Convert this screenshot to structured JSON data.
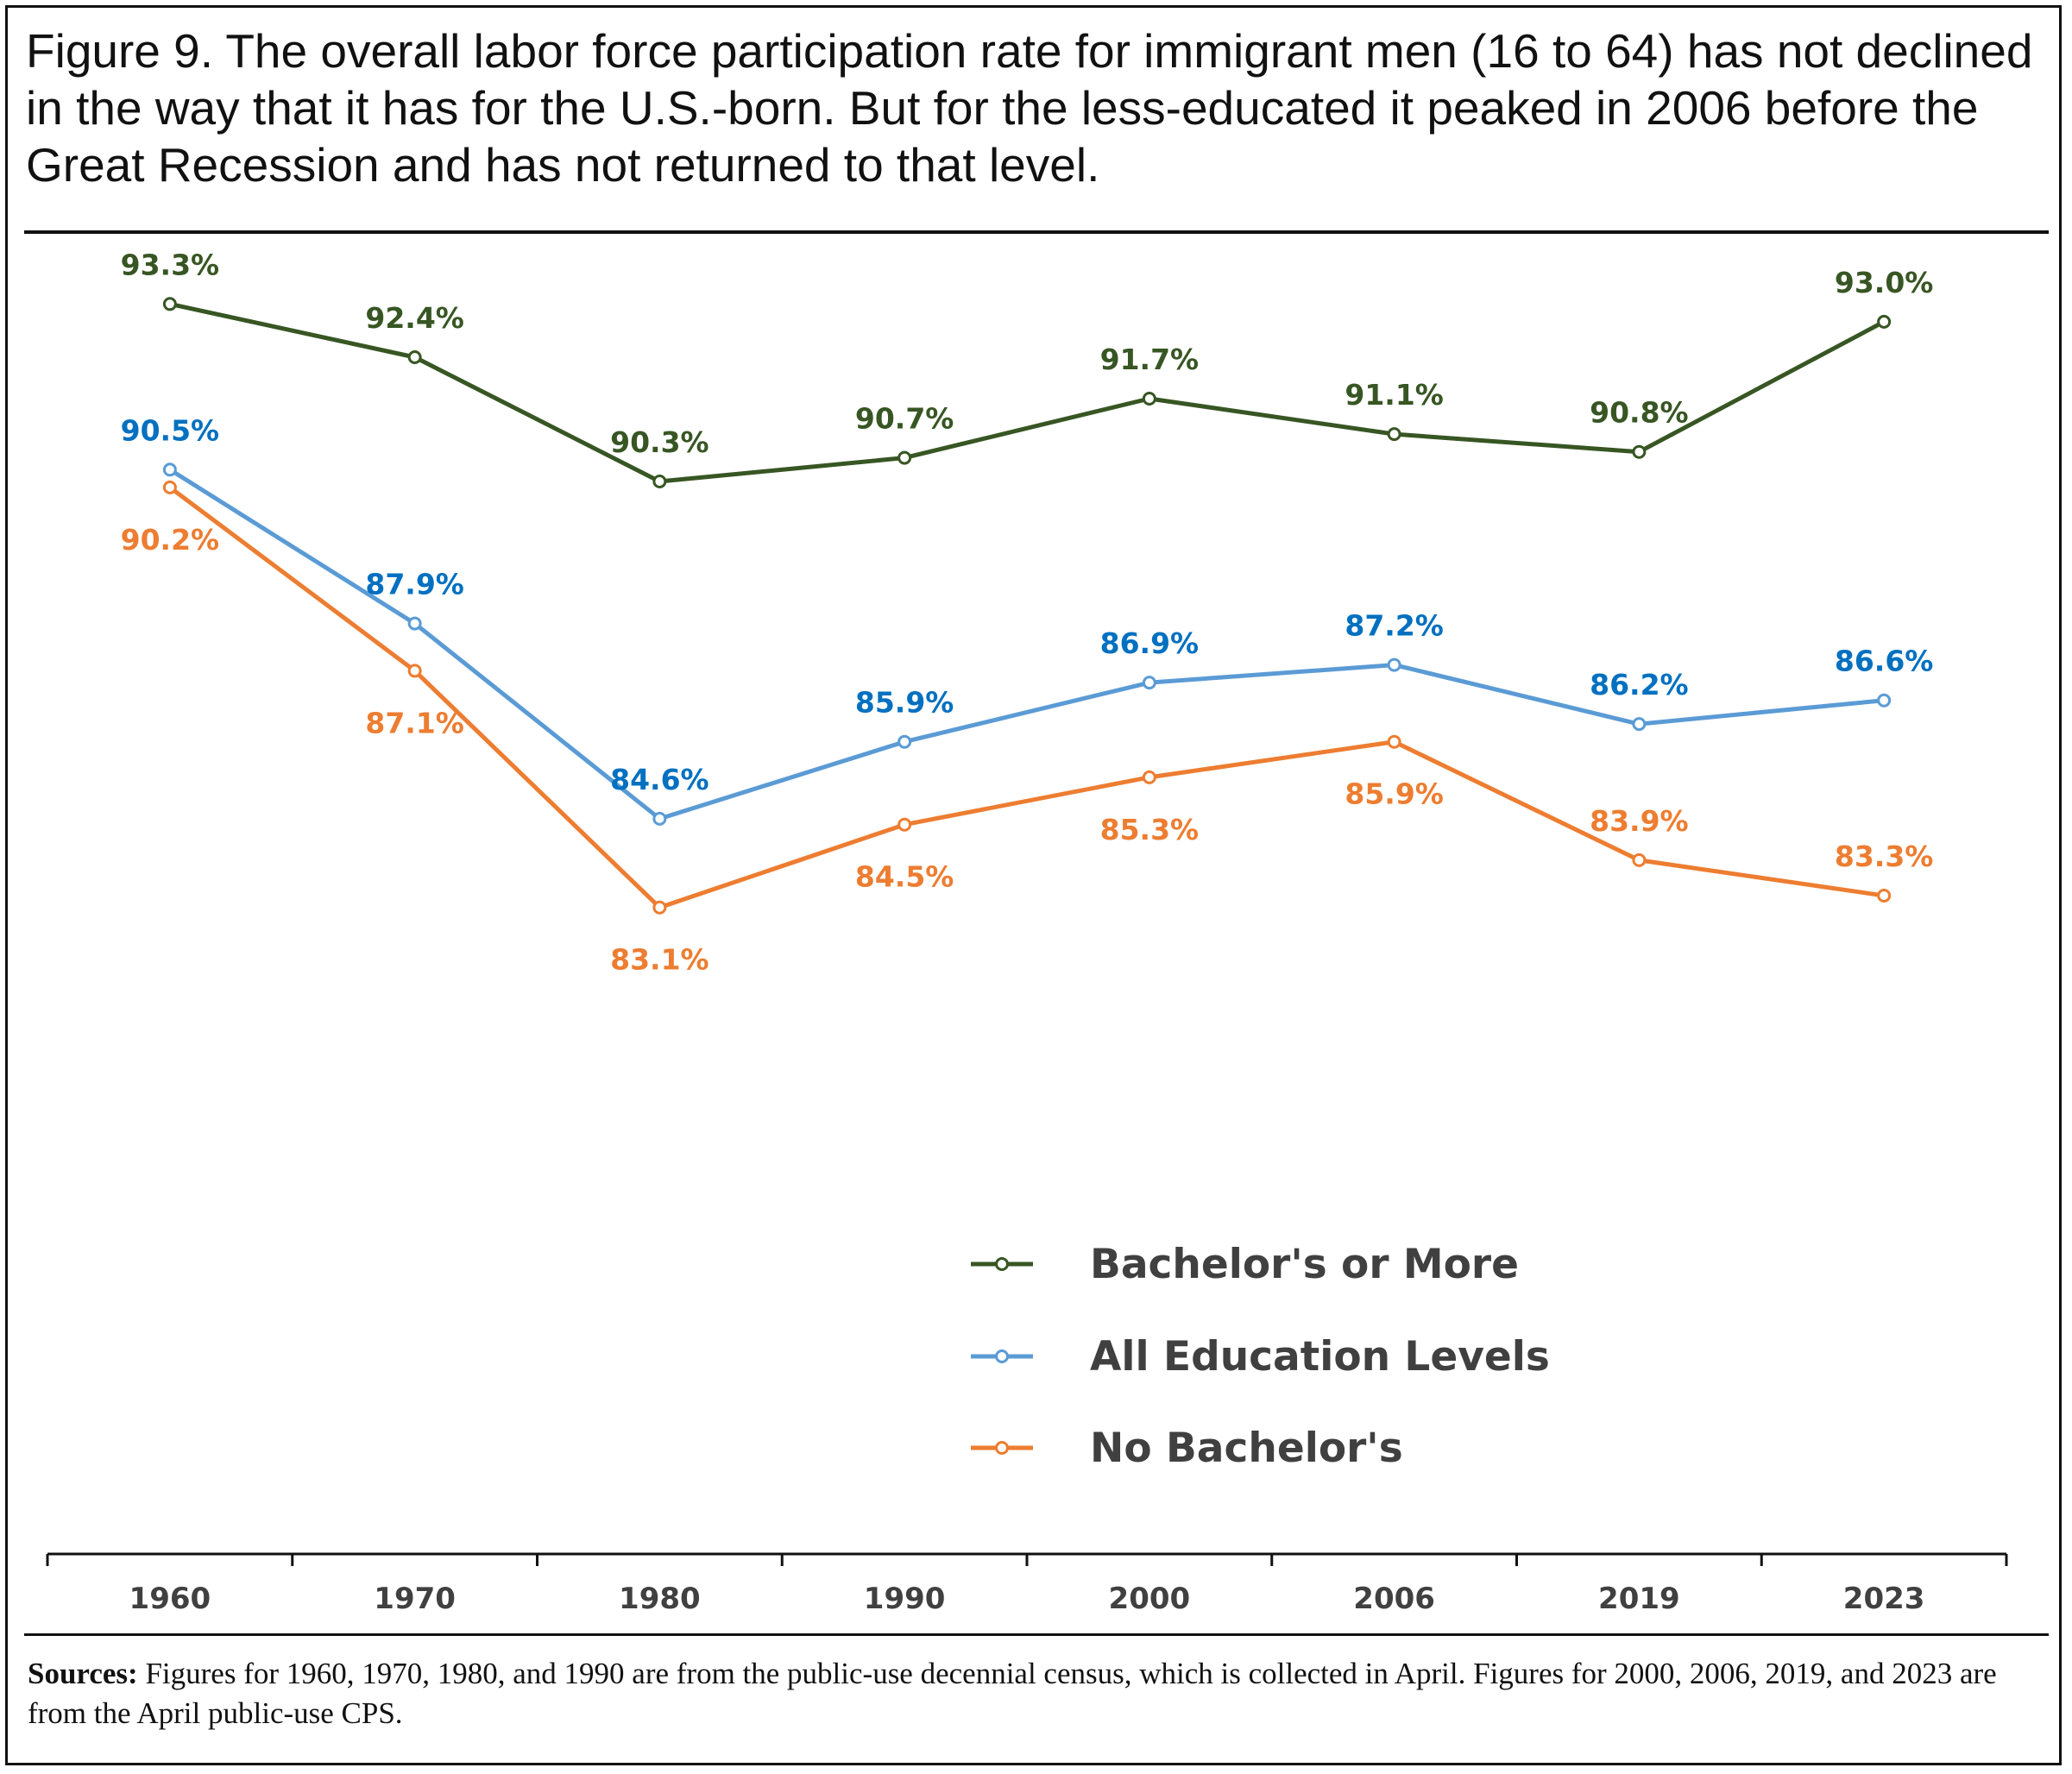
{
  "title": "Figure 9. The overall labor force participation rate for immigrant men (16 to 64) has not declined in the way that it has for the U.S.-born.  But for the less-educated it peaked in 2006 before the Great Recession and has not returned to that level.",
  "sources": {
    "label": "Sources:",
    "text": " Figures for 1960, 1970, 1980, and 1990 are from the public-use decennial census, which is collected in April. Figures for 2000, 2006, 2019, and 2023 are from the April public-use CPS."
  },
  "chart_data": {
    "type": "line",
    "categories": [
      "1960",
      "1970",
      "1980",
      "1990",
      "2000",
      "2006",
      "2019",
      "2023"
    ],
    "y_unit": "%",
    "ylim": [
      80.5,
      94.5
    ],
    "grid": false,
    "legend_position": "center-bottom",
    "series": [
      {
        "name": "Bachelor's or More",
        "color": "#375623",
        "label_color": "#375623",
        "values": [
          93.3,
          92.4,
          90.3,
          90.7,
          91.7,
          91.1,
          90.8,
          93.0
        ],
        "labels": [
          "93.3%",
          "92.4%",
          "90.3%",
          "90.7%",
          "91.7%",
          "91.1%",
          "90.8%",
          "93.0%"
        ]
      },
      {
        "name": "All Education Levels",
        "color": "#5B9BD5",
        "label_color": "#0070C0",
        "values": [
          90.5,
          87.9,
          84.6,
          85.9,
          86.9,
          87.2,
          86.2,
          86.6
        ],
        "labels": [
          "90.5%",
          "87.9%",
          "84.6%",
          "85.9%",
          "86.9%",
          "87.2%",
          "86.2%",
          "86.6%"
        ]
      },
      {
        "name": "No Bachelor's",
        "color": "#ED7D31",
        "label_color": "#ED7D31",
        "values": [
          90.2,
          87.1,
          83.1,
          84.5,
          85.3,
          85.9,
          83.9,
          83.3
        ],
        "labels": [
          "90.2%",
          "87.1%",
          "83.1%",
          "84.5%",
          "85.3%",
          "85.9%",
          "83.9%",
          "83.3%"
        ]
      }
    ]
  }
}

***

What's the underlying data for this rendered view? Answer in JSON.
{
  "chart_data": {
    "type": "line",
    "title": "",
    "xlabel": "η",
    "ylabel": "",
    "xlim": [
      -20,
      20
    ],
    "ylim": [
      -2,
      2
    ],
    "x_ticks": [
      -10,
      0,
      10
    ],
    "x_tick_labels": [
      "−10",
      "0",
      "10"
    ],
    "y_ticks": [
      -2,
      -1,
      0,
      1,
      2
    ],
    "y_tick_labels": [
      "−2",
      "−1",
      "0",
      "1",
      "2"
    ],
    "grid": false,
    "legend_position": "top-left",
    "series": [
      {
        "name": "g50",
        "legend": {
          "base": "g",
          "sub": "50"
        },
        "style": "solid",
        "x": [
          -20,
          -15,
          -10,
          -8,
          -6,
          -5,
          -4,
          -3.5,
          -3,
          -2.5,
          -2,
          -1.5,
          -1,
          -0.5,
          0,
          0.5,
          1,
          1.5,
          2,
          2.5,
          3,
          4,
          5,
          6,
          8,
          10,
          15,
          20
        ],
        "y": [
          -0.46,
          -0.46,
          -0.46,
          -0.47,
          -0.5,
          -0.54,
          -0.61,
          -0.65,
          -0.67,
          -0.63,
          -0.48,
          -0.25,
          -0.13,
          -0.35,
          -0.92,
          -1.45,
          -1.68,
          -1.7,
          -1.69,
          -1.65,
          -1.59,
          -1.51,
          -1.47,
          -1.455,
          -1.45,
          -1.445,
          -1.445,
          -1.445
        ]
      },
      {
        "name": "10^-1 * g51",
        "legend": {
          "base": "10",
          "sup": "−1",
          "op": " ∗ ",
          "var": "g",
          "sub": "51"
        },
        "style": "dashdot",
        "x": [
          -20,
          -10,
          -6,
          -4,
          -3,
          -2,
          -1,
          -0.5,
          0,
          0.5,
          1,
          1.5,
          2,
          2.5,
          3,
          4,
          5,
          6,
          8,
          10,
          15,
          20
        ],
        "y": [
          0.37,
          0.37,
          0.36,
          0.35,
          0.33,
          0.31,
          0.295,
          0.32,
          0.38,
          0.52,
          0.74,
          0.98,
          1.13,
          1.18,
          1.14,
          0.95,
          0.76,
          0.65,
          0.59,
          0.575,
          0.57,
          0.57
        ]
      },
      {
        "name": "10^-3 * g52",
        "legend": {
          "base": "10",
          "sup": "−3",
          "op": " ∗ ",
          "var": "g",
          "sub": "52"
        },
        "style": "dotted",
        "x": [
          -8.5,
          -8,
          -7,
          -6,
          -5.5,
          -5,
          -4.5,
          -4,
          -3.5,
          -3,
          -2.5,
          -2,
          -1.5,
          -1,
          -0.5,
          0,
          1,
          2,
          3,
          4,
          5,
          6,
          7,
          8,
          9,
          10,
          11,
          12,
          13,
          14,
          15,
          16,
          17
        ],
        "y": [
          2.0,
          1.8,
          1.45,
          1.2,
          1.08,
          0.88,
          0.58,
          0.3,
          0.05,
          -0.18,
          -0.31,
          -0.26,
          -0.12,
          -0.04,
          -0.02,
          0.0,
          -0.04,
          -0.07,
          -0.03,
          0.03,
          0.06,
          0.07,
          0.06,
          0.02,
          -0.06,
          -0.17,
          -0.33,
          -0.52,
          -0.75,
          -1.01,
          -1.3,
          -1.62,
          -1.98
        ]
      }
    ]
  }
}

***

Pull every line containing the word "name" out of the entries above.

▸ Response to this task
        "name": "Bachelor's or More",
        "name": "All Education Levels",
        "name": "No Bachelor's",
        "name": "g50",
        "name": "10^-1 * g51",
        "name": "10^-3 * g52",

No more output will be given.